:: GIVEN INFORMATION ::
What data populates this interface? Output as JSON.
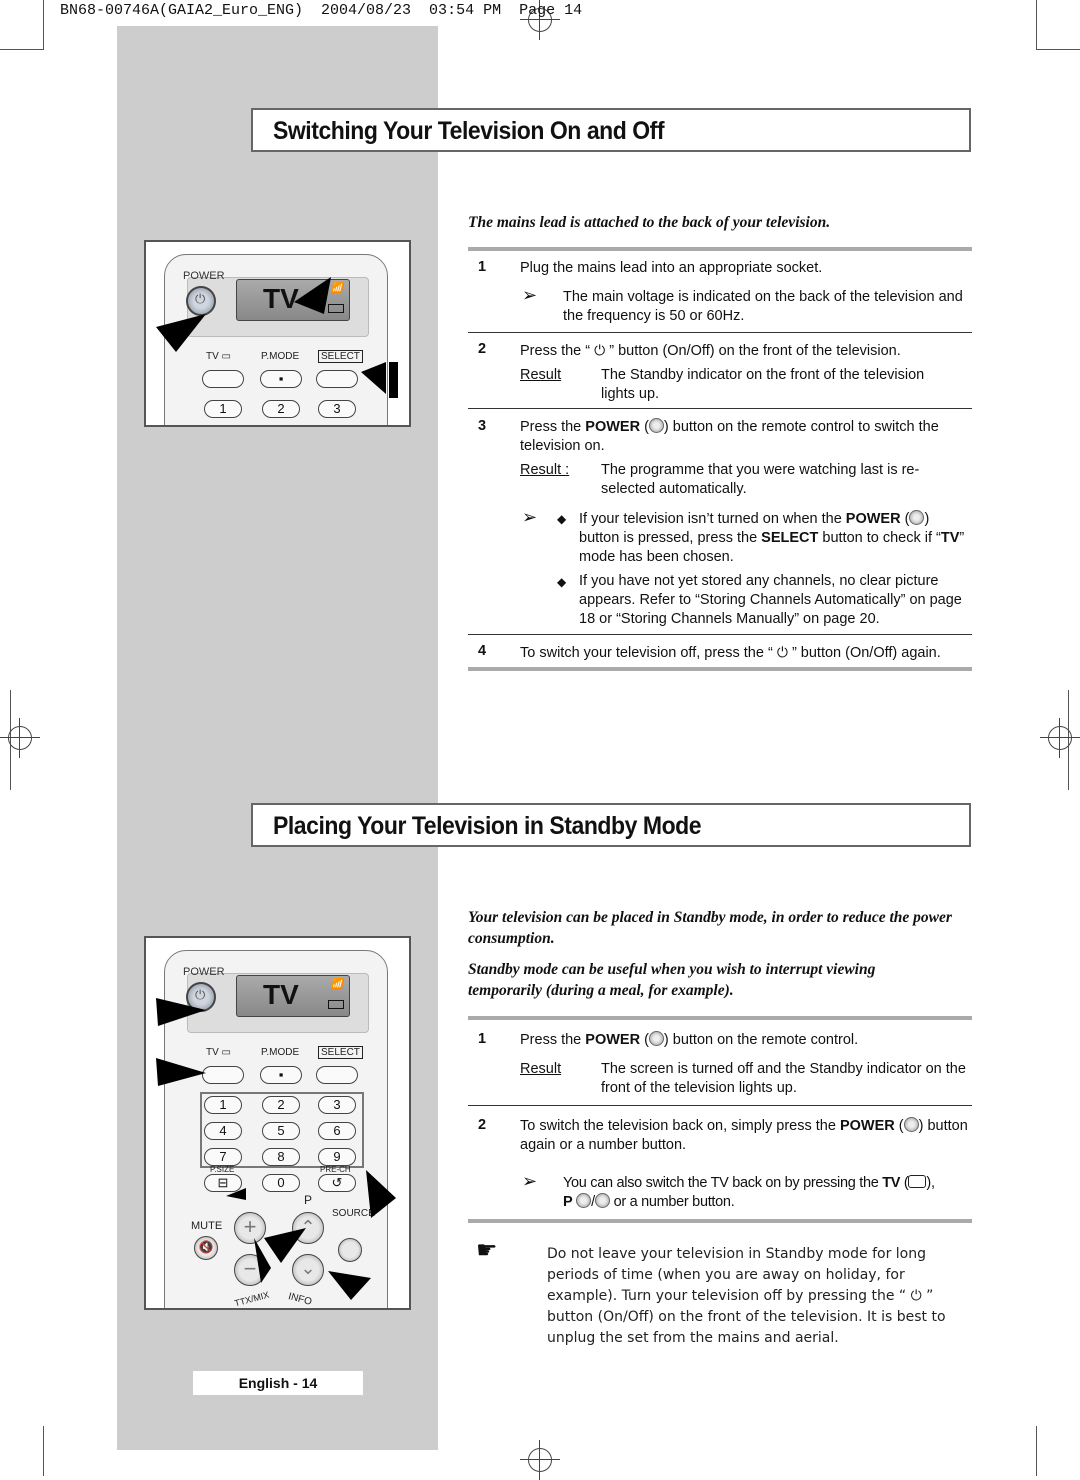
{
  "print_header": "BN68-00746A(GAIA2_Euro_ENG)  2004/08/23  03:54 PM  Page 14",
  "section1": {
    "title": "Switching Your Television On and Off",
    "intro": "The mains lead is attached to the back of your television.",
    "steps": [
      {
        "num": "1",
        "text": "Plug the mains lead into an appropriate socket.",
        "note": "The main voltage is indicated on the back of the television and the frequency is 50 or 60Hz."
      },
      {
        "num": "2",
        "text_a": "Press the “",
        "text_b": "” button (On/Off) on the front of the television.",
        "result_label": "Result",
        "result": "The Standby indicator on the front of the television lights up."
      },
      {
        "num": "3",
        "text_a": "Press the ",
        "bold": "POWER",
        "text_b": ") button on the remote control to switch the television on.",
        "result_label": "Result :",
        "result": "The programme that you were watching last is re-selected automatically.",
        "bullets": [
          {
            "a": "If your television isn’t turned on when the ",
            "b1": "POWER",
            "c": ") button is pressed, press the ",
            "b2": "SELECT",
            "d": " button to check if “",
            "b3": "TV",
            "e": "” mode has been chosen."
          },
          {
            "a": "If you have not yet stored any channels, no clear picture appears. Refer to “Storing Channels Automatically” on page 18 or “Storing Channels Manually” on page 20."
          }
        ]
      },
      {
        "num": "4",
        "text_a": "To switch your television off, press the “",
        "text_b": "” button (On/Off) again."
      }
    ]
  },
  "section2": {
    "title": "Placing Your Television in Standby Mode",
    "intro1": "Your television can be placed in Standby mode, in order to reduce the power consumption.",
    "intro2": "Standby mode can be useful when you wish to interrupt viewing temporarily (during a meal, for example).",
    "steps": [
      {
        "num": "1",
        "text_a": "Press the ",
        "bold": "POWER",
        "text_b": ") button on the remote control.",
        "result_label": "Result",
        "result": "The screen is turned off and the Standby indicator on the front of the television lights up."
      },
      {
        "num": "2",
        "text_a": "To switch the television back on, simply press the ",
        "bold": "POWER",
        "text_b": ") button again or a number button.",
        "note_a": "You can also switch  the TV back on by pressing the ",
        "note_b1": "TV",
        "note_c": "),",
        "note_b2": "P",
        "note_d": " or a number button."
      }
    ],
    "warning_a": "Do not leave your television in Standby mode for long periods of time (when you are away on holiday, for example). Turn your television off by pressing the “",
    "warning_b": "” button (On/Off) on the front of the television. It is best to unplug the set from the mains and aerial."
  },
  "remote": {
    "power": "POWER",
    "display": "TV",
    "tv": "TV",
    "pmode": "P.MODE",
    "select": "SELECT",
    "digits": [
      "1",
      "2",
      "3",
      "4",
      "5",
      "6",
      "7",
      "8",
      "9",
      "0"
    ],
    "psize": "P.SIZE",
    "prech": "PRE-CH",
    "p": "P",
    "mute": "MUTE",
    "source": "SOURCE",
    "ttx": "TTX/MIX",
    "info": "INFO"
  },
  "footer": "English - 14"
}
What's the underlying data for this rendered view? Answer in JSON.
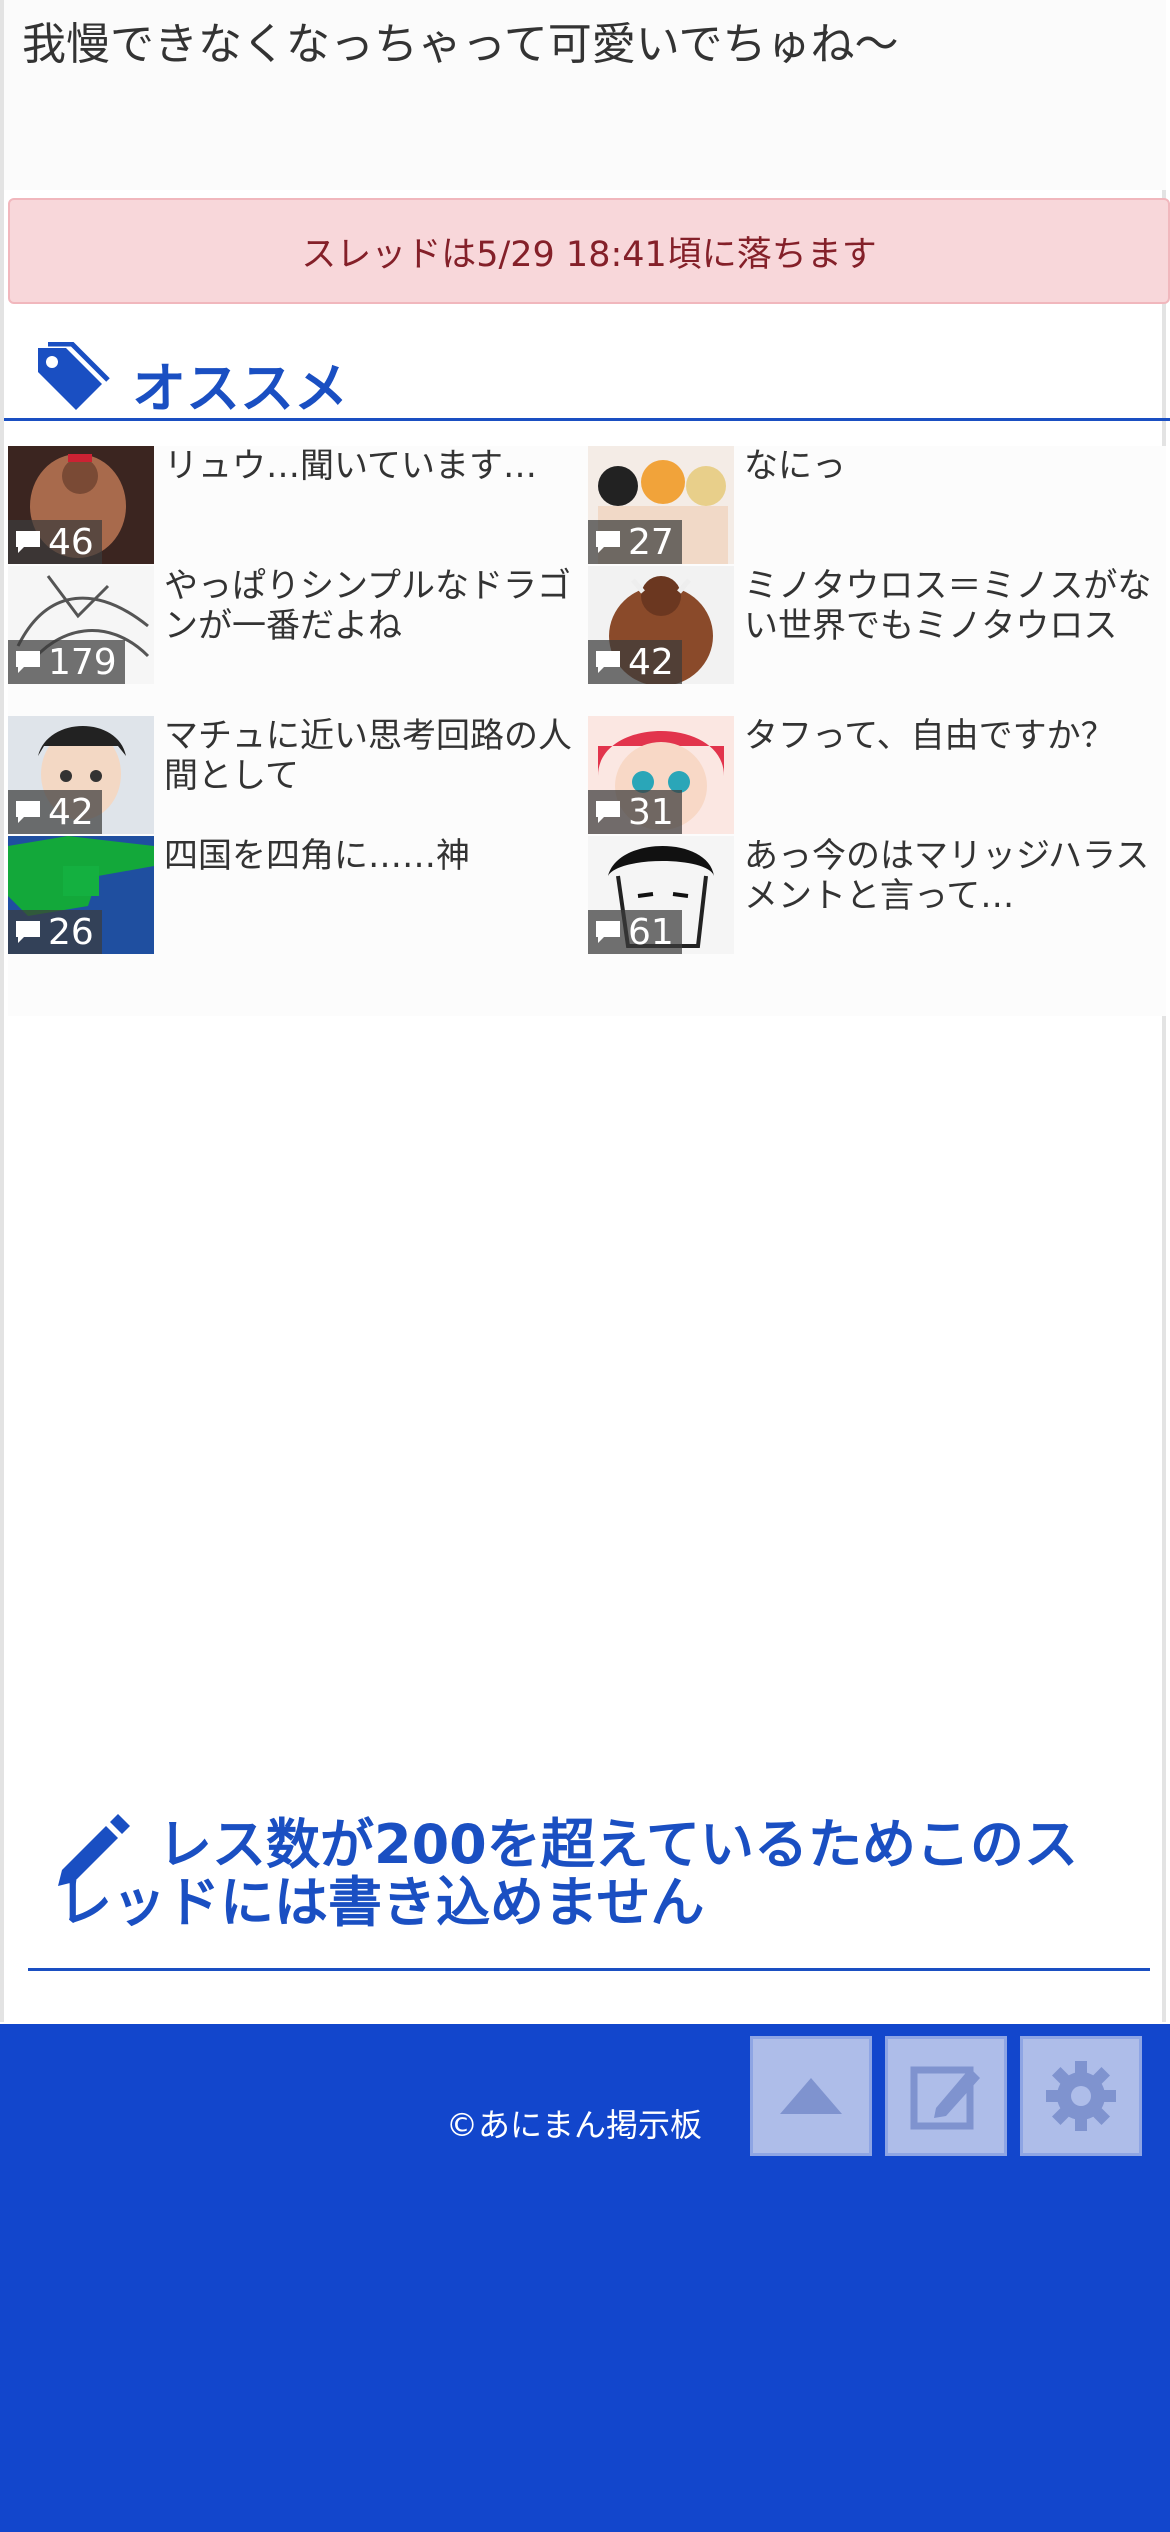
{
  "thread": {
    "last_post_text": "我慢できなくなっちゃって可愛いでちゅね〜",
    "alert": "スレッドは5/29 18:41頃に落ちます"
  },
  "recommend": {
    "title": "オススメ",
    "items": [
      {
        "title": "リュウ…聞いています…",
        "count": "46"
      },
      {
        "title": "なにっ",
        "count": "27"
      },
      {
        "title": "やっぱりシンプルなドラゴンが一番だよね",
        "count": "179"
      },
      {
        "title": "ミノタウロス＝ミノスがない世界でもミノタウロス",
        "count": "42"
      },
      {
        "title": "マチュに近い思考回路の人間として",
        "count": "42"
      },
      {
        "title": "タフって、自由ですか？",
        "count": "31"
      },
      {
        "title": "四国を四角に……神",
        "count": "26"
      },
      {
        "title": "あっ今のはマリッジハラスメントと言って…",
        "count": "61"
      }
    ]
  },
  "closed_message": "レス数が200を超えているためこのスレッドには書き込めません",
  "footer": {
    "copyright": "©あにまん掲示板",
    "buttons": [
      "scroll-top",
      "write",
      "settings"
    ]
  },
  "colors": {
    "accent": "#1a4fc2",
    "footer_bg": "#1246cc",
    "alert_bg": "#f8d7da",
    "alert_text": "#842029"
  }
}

:: EXERCISE ::
Reproduce every entry word for word, but skip any pictures.

:: RESULT OF THE EXERCISE ::
What data populates this interface? Output as JSON.
{
  "print_header": "BN68-00746A(GAIA2_Euro_ENG)  2004/08/23  03:54 PM  Page 14",
  "section1": {
    "title": "Switching Your Television On and Off",
    "intro": "The mains lead is attached to the back of your television.",
    "steps": [
      {
        "num": "1",
        "text": "Plug the mains lead into an appropriate socket.",
        "note": "The main voltage is indicated on the back of the television and the frequency is 50 or 60Hz."
      },
      {
        "num": "2",
        "text_a": "Press the “",
        "text_b": "” button (On/Off) on the front of the television.",
        "result_label": "Result",
        "result": "The Standby indicator on the front of the television lights up."
      },
      {
        "num": "3",
        "text_a": "Press the ",
        "bold": "POWER",
        "text_b": ") button on the remote control to switch the television on.",
        "result_label": "Result :",
        "result": "The programme that you were watching last is re-selected automatically.",
        "bullets": [
          {
            "a": "If your television isn’t turned on when the ",
            "b1": "POWER",
            "c": ") button is pressed, press the ",
            "b2": "SELECT",
            "d": " button to check if “",
            "b3": "TV",
            "e": "” mode has been chosen."
          },
          {
            "a": "If you have not yet stored any channels, no clear picture appears. Refer to “Storing Channels Automatically” on page 18 or “Storing Channels Manually” on page 20."
          }
        ]
      },
      {
        "num": "4",
        "text_a": "To switch your television off, press the “",
        "text_b": "” button (On/Off) again."
      }
    ]
  },
  "section2": {
    "title": "Placing Your Television in Standby Mode",
    "intro1": "Your television can be placed in Standby mode, in order to reduce the power consumption.",
    "intro2": "Standby mode can be useful when you wish to interrupt viewing temporarily (during a meal, for example).",
    "steps": [
      {
        "num": "1",
        "text_a": "Press the ",
        "bold": "POWER",
        "text_b": ") button on the remote control.",
        "result_label": "Result",
        "result": "The screen is turned off and the Standby indicator on the front of the television lights up."
      },
      {
        "num": "2",
        "text_a": "To switch the television back on, simply press the ",
        "bold": "POWER",
        "text_b": ") button again or a number button.",
        "note_a": "You can also switch  the TV back on by pressing the ",
        "note_b1": "TV",
        "note_c": "),",
        "note_b2": "P",
        "note_d": " or a number button."
      }
    ],
    "warning_a": "Do not leave your television in Standby mode for long periods of time (when you are away on holiday, for example). Turn your television off by pressing the “",
    "warning_b": "” button (On/Off) on the front of the television. It is best to unplug the set from the mains and aerial."
  },
  "remote": {
    "power": "POWER",
    "display": "TV",
    "tv": "TV",
    "pmode": "P.MODE",
    "select": "SELECT",
    "digits": [
      "1",
      "2",
      "3",
      "4",
      "5",
      "6",
      "7",
      "8",
      "9",
      "0"
    ],
    "psize": "P.SIZE",
    "prech": "PRE-CH",
    "p": "P",
    "mute": "MUTE",
    "source": "SOURCE",
    "ttx": "TTX/MIX",
    "info": "INFO"
  },
  "footer": "English - 14"
}
What's the underlying data for this rendered view? Answer in JSON.
{
  "thread": {
    "last_post_text": "我慢できなくなっちゃって可愛いでちゅね〜",
    "alert": "スレッドは5/29 18:41頃に落ちます"
  },
  "recommend": {
    "title": "オススメ",
    "items": [
      {
        "title": "リュウ…聞いています…",
        "count": "46"
      },
      {
        "title": "なにっ",
        "count": "27"
      },
      {
        "title": "やっぱりシンプルなドラゴンが一番だよね",
        "count": "179"
      },
      {
        "title": "ミノタウロス＝ミノスがない世界でもミノタウロス",
        "count": "42"
      },
      {
        "title": "マチュに近い思考回路の人間として",
        "count": "42"
      },
      {
        "title": "タフって、自由ですか？",
        "count": "31"
      },
      {
        "title": "四国を四角に……神",
        "count": "26"
      },
      {
        "title": "あっ今のはマリッジハラスメントと言って…",
        "count": "61"
      }
    ]
  },
  "closed_message": "レス数が200を超えているためこのスレッドには書き込めません",
  "footer": {
    "copyright": "©あにまん掲示板",
    "buttons": [
      "scroll-top",
      "write",
      "settings"
    ]
  },
  "colors": {
    "accent": "#1a4fc2",
    "footer_bg": "#1246cc",
    "alert_bg": "#f8d7da",
    "alert_text": "#842029"
  }
}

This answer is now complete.